### Required work
Every record should be copied exactly, except that pictures are to be omitted.

### Items
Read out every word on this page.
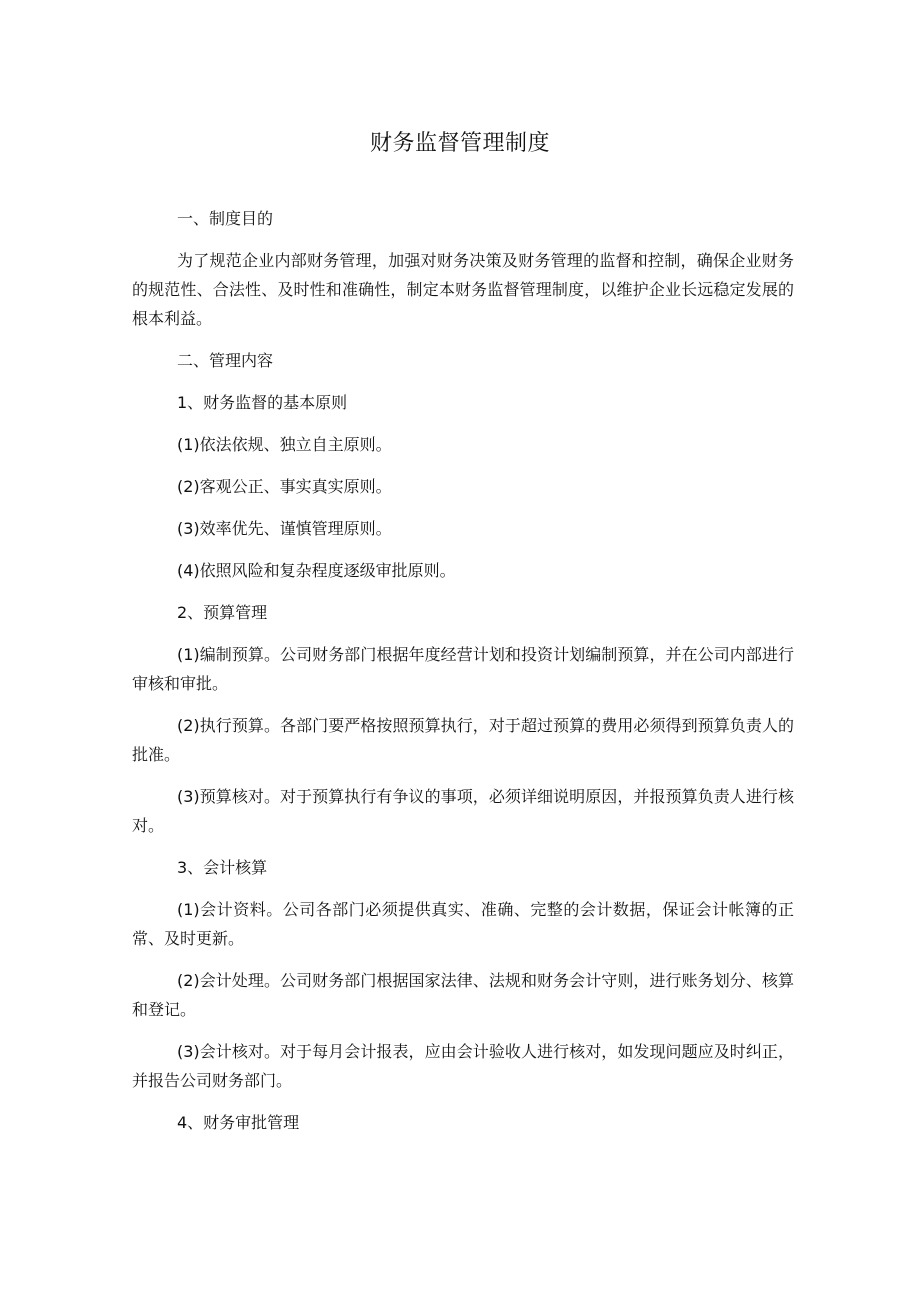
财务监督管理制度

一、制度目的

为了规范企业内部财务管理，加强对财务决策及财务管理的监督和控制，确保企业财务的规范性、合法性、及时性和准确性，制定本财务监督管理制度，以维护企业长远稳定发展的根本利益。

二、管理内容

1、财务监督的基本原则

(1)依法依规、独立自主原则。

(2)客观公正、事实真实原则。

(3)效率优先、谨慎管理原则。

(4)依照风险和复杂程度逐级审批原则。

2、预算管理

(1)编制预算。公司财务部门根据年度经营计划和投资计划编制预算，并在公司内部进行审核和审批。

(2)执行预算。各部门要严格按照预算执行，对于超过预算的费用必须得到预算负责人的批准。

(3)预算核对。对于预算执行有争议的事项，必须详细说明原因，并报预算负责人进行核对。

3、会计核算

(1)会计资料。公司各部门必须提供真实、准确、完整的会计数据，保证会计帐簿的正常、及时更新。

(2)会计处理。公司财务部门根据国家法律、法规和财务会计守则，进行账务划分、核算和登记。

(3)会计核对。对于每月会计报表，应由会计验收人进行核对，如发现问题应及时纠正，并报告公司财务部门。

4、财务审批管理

### Problem solution
Read out every word on this page.
财务监督管理制度

一、制度目的

为了规范企业内部财务管理，加强对财务决策及财务管理的监督和控制，确保企业财务的规范性、合法性、及时性和准确性，制定本财务监督管理制度，以维护企业长远稳定发展的根本利益。

二、管理内容

1、财务监督的基本原则

(1)依法依规、独立自主原则。

(2)客观公正、事实真实原则。

(3)效率优先、谨慎管理原则。

(4)依照风险和复杂程度逐级审批原则。

2、预算管理

(1)编制预算。公司财务部门根据年度经营计划和投资计划编制预算，并在公司内部进行审核和审批。

(2)执行预算。各部门要严格按照预算执行，对于超过预算的费用必须得到预算负责人的批准。

(3)预算核对。对于预算执行有争议的事项，必须详细说明原因，并报预算负责人进行核对。

3、会计核算

(1)会计资料。公司各部门必须提供真实、准确、完整的会计数据，保证会计帐簿的正常、及时更新。

(2)会计处理。公司财务部门根据国家法律、法规和财务会计守则，进行账务划分、核算和登记。

(3)会计核对。对于每月会计报表，应由会计验收人进行核对，如发现问题应及时纠正，并报告公司财务部门。

4、财务审批管理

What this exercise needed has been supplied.